- [Given entries]:
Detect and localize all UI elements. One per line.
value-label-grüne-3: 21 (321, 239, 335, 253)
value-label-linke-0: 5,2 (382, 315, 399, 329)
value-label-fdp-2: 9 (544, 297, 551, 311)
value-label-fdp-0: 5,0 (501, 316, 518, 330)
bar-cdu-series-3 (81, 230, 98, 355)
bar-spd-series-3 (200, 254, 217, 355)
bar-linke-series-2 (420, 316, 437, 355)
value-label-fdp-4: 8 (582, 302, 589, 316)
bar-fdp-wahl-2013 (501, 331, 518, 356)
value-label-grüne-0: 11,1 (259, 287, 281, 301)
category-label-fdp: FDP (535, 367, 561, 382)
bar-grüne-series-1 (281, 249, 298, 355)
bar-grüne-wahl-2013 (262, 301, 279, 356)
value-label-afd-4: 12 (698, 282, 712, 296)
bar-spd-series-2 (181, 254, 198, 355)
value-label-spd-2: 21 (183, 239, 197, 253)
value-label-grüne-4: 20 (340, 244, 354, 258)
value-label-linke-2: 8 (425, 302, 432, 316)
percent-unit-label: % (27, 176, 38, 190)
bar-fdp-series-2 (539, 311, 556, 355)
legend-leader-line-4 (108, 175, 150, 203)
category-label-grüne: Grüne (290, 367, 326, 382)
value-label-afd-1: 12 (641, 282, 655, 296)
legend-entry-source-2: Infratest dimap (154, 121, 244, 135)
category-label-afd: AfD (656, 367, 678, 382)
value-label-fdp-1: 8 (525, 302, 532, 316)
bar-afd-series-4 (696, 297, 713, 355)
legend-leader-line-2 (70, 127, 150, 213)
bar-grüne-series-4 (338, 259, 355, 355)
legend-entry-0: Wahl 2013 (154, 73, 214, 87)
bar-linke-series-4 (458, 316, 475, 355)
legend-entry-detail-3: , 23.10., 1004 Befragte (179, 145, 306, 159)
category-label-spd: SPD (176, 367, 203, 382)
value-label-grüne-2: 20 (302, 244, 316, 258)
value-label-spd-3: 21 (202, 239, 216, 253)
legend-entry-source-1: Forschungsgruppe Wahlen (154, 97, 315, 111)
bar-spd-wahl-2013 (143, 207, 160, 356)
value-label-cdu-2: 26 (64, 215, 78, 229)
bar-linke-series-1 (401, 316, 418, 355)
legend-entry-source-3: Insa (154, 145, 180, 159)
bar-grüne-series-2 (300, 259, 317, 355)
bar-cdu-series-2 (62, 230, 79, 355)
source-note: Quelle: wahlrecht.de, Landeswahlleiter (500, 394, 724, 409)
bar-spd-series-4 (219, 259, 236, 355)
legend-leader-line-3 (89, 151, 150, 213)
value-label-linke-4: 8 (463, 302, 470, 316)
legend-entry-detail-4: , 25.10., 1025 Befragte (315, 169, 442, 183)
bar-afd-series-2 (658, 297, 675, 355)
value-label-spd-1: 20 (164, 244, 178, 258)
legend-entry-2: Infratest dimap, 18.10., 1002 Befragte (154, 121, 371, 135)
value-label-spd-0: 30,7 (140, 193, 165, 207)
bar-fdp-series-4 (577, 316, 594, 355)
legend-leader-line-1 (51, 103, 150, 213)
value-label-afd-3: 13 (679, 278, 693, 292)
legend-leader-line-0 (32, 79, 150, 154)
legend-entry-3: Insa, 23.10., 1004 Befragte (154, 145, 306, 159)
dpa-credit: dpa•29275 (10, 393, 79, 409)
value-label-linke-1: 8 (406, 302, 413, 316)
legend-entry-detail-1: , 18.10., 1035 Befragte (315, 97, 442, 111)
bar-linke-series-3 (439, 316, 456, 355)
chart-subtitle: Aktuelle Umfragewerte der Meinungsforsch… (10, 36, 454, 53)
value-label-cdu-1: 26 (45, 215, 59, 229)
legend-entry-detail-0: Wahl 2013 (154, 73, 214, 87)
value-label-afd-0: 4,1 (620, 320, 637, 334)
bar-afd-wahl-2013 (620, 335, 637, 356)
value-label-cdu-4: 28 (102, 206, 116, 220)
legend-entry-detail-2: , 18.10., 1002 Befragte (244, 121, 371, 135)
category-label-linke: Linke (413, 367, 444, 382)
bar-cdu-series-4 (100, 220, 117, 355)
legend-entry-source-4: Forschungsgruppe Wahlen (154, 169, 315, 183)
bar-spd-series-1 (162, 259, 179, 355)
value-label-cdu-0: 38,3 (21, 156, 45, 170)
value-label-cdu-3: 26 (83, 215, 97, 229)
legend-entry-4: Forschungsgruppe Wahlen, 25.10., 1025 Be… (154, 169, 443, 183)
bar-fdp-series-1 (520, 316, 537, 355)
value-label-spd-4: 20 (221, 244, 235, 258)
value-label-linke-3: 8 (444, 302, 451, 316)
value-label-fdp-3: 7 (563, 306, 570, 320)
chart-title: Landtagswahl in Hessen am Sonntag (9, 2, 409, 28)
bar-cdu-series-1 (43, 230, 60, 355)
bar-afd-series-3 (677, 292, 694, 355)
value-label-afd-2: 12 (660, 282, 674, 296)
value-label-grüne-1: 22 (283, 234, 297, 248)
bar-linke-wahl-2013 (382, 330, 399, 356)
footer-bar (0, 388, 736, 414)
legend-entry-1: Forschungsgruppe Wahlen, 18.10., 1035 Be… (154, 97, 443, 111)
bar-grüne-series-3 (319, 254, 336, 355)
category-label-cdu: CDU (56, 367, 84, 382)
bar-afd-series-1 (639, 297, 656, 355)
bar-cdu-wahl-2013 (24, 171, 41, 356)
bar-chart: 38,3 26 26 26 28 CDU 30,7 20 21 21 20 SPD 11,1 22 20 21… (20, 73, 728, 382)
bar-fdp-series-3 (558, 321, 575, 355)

- [Problem details]:
Copy out the data above, putting "Teilnehmende" in place of every "Befragte" and changing nothing else.

- [Solution to the exercise]:
Detect and localize all UI elements. One per line.
value-label-grüne-3: 21 (321, 239, 335, 253)
value-label-linke-0: 5,2 (382, 315, 399, 329)
value-label-fdp-2: 9 (544, 297, 551, 311)
value-label-fdp-0: 5,0 (501, 316, 518, 330)
bar-cdu-series-3 (81, 230, 98, 355)
bar-spd-series-3 (200, 254, 217, 355)
bar-linke-series-2 (420, 316, 437, 355)
value-label-fdp-4: 8 (582, 302, 589, 316)
bar-fdp-wahl-2013 (501, 331, 518, 356)
value-label-grüne-0: 11,1 (259, 287, 281, 301)
category-label-fdp: FDP (535, 367, 561, 382)
bar-grüne-series-1 (281, 249, 298, 355)
bar-grüne-wahl-2013 (262, 301, 279, 356)
value-label-afd-4: 12 (698, 282, 712, 296)
bar-spd-series-2 (181, 254, 198, 355)
value-label-spd-2: 21 (183, 239, 197, 253)
value-label-grüne-4: 20 (340, 244, 354, 258)
value-label-linke-2: 8 (425, 302, 432, 316)
percent-unit-label: % (27, 176, 38, 190)
bar-fdp-series-2 (539, 311, 556, 355)
legend-leader-line-4 (108, 175, 150, 203)
category-label-grüne: Grüne (290, 367, 326, 382)
value-label-afd-1: 12 (641, 282, 655, 296)
legend-entry-source-2: Infratest dimap (154, 121, 244, 135)
category-label-afd: AfD (656, 367, 678, 382)
value-label-fdp-1: 8 (525, 302, 532, 316)
bar-afd-series-4 (696, 297, 713, 355)
legend-leader-line-2 (70, 127, 150, 213)
bar-grüne-series-4 (338, 259, 355, 355)
legend-entry-0: Wahl 2013 (154, 73, 214, 87)
bar-linke-series-4 (458, 316, 475, 355)
legend-entry-detail-3: , 23.10., 1004 Teilnehmende (179, 145, 306, 159)
category-label-spd: SPD (176, 367, 203, 382)
value-label-grüne-2: 20 (302, 244, 316, 258)
value-label-spd-3: 21 (202, 239, 216, 253)
legend-entry-source-1: Forschungsgruppe Wahlen (154, 97, 315, 111)
bar-spd-wahl-2013 (143, 207, 160, 356)
value-label-cdu-2: 26 (64, 215, 78, 229)
bar-linke-series-1 (401, 316, 418, 355)
legend-entry-source-3: Insa (154, 145, 180, 159)
bar-grüne-series-2 (300, 259, 317, 355)
bar-cdu-series-2 (62, 230, 79, 355)
source-note: Quelle: wahlrecht.de, Landeswahlleiter (500, 394, 724, 409)
bar-spd-series-4 (219, 259, 236, 355)
legend-leader-line-3 (89, 151, 150, 213)
value-label-linke-4: 8 (463, 302, 470, 316)
legend-entry-detail-4: , 25.10., 1025 Teilnehmende (315, 169, 442, 183)
bar-afd-series-2 (658, 297, 675, 355)
value-label-spd-1: 20 (164, 244, 178, 258)
legend-entry-2: Infratest dimap, 18.10., 1002 Teilnehmende (154, 121, 371, 135)
value-label-spd-0: 30,7 (140, 193, 165, 207)
bar-fdp-series-4 (577, 316, 594, 355)
legend-leader-line-1 (51, 103, 150, 213)
value-label-afd-3: 13 (679, 278, 693, 292)
legend-leader-line-0 (32, 79, 150, 154)
legend-entry-3: Insa, 23.10., 1004 Teilnehmende (154, 145, 306, 159)
dpa-credit: dpa•29275 (10, 393, 79, 409)
value-label-linke-1: 8 (406, 302, 413, 316)
legend-entry-detail-1: , 18.10., 1035 Teilnehmende (315, 97, 442, 111)
bar-linke-series-3 (439, 316, 456, 355)
chart-subtitle: Aktuelle Umfragewerte der Meinungsforsch… (10, 36, 454, 53)
value-label-cdu-1: 26 (45, 215, 59, 229)
legend-entry-detail-0: Wahl 2013 (154, 73, 214, 87)
value-label-afd-0: 4,1 (620, 320, 637, 334)
bar-afd-wahl-2013 (620, 335, 637, 356)
value-label-cdu-4: 28 (102, 206, 116, 220)
legend-entry-detail-2: , 18.10., 1002 Teilnehmende (244, 121, 371, 135)
category-label-linke: Linke (413, 367, 444, 382)
bar-cdu-series-4 (100, 220, 117, 355)
legend-entry-source-4: Forschungsgruppe Wahlen (154, 169, 315, 183)
bar-spd-series-1 (162, 259, 179, 355)
value-label-cdu-0: 38,3 (21, 156, 45, 170)
value-label-cdu-3: 26 (83, 215, 97, 229)
legend-entry-4: Forschungsgruppe Wahlen, 25.10., 1025 Be… (154, 169, 443, 183)
bar-fdp-series-1 (520, 316, 537, 355)
value-label-spd-4: 20 (221, 244, 235, 258)
value-label-linke-3: 8 (444, 302, 451, 316)
value-label-fdp-3: 7 (563, 306, 570, 320)
chart-title: Landtagswahl in Hessen am Sonntag (9, 2, 409, 28)
bar-cdu-series-1 (43, 230, 60, 355)
bar-afd-series-3 (677, 292, 694, 355)
value-label-afd-2: 12 (660, 282, 674, 296)
value-label-grüne-1: 22 (283, 234, 297, 248)
bar-linke-wahl-2013 (382, 330, 399, 356)
footer-bar (0, 388, 736, 414)
legend-entry-1: Forschungsgruppe Wahlen, 18.10., 1035 Be… (154, 97, 443, 111)
bar-grüne-series-3 (319, 254, 336, 355)
category-label-cdu: CDU (56, 367, 84, 382)
bar-afd-series-1 (639, 297, 656, 355)
bar-cdu-wahl-2013 (24, 171, 41, 356)
bar-chart: 38,3 26 26 26 28 CDU 30,7 20 21 21 20 SPD 11,1 22 20 21… (20, 73, 728, 382)
bar-fdp-series-3 (558, 321, 575, 355)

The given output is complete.